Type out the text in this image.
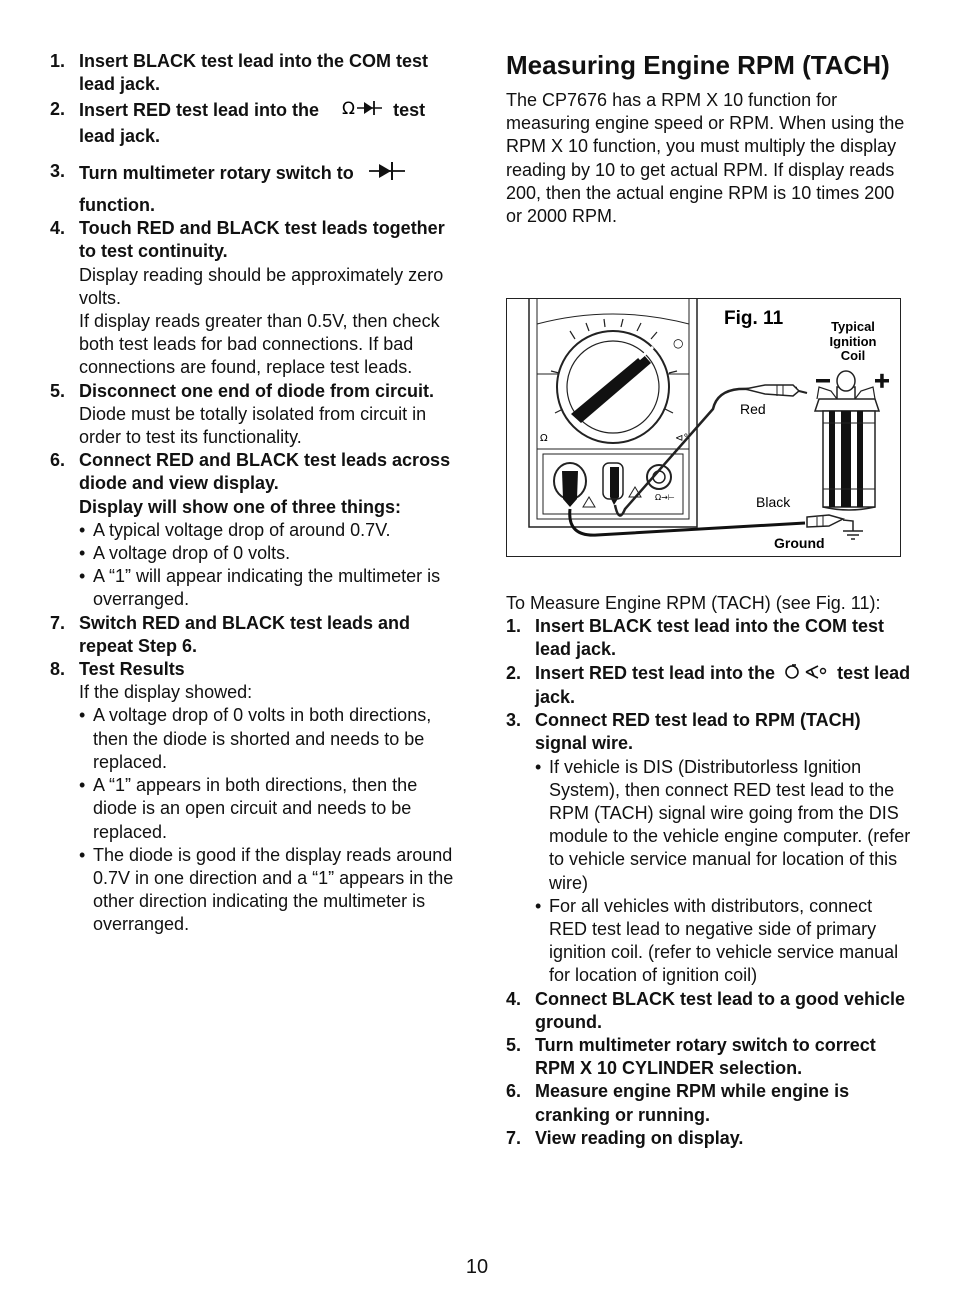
1. Insert BLACK test lead into the COM test lead jack.
2. Insert RED test lead into the Ω test lead jack.
3. Turn multimeter rotary switch to
function.
4. Touch RED and BLACK test leads together to test continuity.
Display reading should be approximately zero volts.
If display reads greater than 0.5V, then check both test leads for bad connections. If bad connections are found, replace test leads.
5. Disconnect one end of diode from circuit.
Diode must be totally isolated from circuit in order to test its functionality.
6. Connect RED and BLACK test leads across diode and view display.
Display will show one of three things:
• A typical voltage drop of around 0.7V.
• A voltage drop of 0 volts.
• A “1” will appear indicating the multimeter is overranged.
7. Switch RED and BLACK test leads and repeat Step 6.
8. Test Results
If the display showed:
• A voltage drop of 0 volts in both directions, then the diode is shorted and needs to be replaced.
• A “1” appears in both directions, then the diode is an open circuit and needs to be replaced.
• The diode is good if the display reads around 0.7V in one direction and a “1” appears in the other direction indicating the multimeter is overranged.
Measuring Engine RPM (TACH)

The CP7676 has a RPM X 10 function for measuring engine speed or RPM. When using the RPM X 10 function, you must multiply the display reading by 10 to get actual RPM. If display reads 200, then the actual engine RPM is 10 times 200 or 2000 RPM.

Ω	⊲°
○
Ω→⊢
Fig. 11	Typical
Ignition
Coil
Red
Black
Ground

To Measure Engine RPM (TACH) (see Fig. 11):

1. Insert BLACK test lead into the COM test lead jack.
2. Insert RED test lead into the	test lead jack.
3. Connect RED test lead to RPM (TACH) signal wire.
• If vehicle is DIS (Distributorless Ignition System), then connect RED test lead to the RPM (TACH) signal wire going from the DIS module to the vehicle engine computer. (refer to vehicle service manual for location of this wire)
• For all vehicles with distributors, connect RED test lead to negative side of primary ignition coil. (refer to vehicle service manual for location of ignition coil)
4. Connect BLACK test lead to a good vehicle ground.
5. Turn multimeter rotary switch to correct RPM X 10 CYLINDER selection.
6. Measure engine RPM while engine is cranking or running.
7. View reading on display.
10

+-------+

> [Written instruction]:
Give back each entry exactly as it appears, with no pictures.

> [Result of the task]:
Type out the text in this image.
1. Insert BLACK test lead into the COM test lead jack.
2. Insert RED test lead into the Ω test lead jack.
3. Turn multimeter rotary switch to
function.
4. Touch RED and BLACK test leads together to test continuity.
Display reading should be approximately zero volts.
If display reads greater than 0.5V, then check both test leads for bad connections. If bad connections are found, replace test leads.
5. Disconnect one end of diode from circuit.
Diode must be totally isolated from circuit in order to test its functionality.
6. Connect RED and BLACK test leads across diode and view display.
Display will show one of three things:
• A typical voltage drop of around 0.7V.
• A voltage drop of 0 volts.
• A “1” will appear indicating the multimeter is overranged.
7. Switch RED and BLACK test leads and repeat Step 6.
8. Test Results
If the display showed:
• A voltage drop of 0 volts in both directions, then the diode is shorted and needs to be replaced.
• A “1” appears in both directions, then the diode is an open circuit and needs to be replaced.
• The diode is good if the display reads around 0.7V in one direction and a “1” appears in the other direction indicating the multimeter is overranged.
Measuring Engine RPM (TACH)

The CP7676 has a RPM X 10 function for measuring engine speed or RPM. When using the RPM X 10 function, you must multiply the display reading by 10 to get actual RPM. If display reads 200, then the actual engine RPM is 10 times 200 or 2000 RPM.

Ω	⊲°
○
Ω→⊢
Fig. 11	Typical
Ignition
Coil
Red
Black
Ground

To Measure Engine RPM (TACH) (see Fig. 11):

1. Insert BLACK test lead into the COM test lead jack.
2. Insert RED test lead into the	test lead jack.
3. Connect RED test lead to RPM (TACH) signal wire.
• If vehicle is DIS (Distributorless Ignition System), then connect RED test lead to the RPM (TACH) signal wire going from the DIS module to the vehicle engine computer. (refer to vehicle service manual for location of this wire)
• For all vehicles with distributors, connect RED test lead to negative side of primary ignition coil. (refer to vehicle service manual for location of ignition coil)
4. Connect BLACK test lead to a good vehicle ground.
5. Turn multimeter rotary switch to correct RPM X 10 CYLINDER selection.
6. Measure engine RPM while engine is cranking or running.
7. View reading on display.
10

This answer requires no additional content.